» **Your objective**
Check each line of the listing below for the string "this", and copy the ones that have it.

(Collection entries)
-=-=-=-=-
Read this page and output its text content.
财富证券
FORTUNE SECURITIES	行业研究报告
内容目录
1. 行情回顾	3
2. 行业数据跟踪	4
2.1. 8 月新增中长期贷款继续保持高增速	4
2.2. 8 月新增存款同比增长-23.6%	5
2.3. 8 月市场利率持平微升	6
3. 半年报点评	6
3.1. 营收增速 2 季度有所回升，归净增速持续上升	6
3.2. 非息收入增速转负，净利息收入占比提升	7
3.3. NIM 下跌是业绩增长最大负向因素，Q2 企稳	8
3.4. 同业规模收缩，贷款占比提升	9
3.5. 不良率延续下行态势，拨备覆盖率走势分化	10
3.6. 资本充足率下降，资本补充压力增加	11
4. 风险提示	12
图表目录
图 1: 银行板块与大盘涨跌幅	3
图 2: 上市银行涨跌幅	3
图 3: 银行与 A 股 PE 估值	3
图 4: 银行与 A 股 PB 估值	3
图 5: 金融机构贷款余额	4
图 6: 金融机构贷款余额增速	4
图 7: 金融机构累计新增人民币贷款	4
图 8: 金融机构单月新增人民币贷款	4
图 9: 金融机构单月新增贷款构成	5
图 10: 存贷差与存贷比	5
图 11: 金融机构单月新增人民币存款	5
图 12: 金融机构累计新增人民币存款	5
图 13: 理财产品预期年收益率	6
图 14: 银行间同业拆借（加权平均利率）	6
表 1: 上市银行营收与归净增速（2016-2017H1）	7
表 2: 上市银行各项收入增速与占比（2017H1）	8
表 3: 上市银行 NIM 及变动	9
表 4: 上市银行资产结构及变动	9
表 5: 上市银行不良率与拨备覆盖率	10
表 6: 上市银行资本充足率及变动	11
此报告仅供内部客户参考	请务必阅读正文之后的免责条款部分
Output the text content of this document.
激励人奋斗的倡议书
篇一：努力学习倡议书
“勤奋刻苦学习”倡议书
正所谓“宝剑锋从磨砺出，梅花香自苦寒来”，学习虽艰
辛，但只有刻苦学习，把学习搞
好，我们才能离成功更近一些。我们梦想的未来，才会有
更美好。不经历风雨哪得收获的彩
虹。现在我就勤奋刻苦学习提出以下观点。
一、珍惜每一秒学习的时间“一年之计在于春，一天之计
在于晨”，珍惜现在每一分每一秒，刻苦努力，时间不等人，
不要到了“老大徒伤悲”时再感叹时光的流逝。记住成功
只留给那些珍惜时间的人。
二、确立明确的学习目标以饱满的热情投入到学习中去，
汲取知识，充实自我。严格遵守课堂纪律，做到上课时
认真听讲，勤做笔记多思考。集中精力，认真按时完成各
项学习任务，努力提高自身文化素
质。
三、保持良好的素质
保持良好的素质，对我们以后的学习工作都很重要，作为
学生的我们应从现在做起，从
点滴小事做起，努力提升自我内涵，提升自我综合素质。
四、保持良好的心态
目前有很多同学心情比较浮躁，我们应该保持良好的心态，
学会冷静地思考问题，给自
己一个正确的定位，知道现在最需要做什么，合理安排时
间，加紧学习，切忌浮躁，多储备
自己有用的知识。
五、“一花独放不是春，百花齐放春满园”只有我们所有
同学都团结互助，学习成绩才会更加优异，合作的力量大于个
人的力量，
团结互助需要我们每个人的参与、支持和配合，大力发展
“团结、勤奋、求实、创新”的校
-=-=-=-=-
» **Worked solution**
Read this page and output its text content.
Output the text content of this document.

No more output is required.